SHORT TASK
In the records below, pick out all lines containing the word "time".

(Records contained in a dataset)
****************
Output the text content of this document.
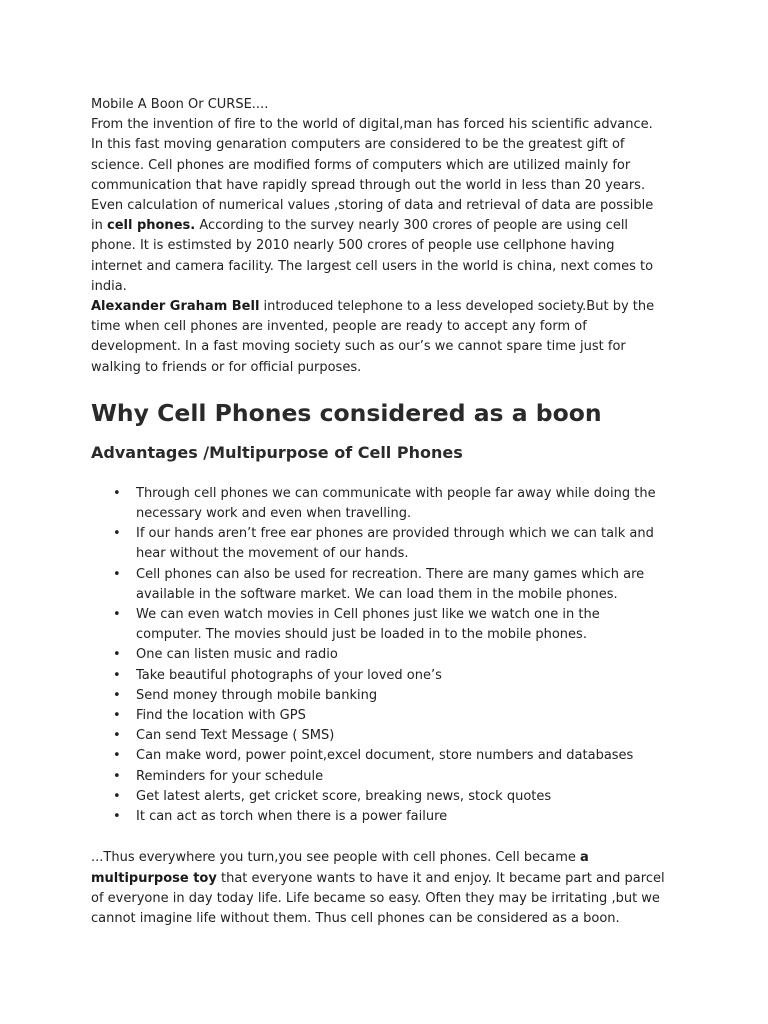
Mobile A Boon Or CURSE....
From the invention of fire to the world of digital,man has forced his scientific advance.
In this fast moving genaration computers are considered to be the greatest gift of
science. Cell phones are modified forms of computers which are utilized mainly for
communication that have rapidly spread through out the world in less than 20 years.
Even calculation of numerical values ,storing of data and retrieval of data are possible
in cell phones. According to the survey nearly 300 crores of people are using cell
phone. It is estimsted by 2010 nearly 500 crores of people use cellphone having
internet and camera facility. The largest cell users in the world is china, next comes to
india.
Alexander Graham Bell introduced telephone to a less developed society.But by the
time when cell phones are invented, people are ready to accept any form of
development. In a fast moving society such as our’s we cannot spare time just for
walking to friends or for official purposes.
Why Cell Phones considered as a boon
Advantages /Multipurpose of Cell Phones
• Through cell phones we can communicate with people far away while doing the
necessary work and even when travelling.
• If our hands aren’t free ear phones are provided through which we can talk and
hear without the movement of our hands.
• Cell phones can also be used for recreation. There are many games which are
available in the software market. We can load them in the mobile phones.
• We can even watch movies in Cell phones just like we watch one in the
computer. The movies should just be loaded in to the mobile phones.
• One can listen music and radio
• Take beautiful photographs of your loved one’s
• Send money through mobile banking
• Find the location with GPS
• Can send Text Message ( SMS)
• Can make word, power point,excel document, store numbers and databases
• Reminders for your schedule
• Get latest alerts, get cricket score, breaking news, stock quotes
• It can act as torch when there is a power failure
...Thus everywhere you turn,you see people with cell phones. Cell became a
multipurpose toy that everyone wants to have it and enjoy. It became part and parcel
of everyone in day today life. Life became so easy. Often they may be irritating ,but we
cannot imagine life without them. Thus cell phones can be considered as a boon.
****************
ANSWER TO THE EXERCISE
time when cell phones are invented, people are ready to accept any form of
development. In a fast moving society such as our’s we cannot spare time just for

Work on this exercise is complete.